Find the lines below that contain the string "JSON". Copy each one.

___ Extracted material ___

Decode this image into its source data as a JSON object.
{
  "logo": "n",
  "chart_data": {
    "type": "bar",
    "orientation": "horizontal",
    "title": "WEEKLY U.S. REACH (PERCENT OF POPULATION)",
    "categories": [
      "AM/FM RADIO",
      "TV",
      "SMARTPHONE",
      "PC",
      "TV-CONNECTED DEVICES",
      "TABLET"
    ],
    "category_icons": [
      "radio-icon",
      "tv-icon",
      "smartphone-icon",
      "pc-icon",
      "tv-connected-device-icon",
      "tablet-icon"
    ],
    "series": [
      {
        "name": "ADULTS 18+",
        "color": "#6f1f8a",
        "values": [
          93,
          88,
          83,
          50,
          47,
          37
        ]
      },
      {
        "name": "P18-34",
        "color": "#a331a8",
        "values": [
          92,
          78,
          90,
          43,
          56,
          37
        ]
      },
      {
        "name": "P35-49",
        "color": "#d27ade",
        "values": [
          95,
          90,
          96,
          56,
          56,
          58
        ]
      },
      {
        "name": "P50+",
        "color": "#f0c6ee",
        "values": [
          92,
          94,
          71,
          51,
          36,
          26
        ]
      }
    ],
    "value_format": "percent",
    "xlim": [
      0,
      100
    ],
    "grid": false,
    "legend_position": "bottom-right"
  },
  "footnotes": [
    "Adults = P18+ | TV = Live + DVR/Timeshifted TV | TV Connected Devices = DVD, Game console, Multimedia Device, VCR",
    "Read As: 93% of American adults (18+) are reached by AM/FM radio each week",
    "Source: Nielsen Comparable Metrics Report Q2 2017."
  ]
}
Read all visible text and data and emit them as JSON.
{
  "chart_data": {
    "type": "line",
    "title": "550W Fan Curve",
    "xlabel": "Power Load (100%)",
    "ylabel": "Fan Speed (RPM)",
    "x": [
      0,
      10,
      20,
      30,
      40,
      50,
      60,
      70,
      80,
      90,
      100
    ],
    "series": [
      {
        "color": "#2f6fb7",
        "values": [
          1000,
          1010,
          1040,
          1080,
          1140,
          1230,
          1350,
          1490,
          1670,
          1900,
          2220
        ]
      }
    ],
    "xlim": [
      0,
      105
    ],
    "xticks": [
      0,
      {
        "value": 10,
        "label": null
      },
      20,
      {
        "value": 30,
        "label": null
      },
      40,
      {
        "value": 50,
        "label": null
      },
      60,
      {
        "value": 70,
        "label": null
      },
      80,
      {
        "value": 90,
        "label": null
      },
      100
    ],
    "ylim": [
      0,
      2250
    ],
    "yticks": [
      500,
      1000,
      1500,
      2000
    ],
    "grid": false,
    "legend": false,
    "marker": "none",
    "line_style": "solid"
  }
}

___

▸ **Result of the task**:
Decode this image into its source data as a JSON object.
Read all visible text and data and emit them as JSON.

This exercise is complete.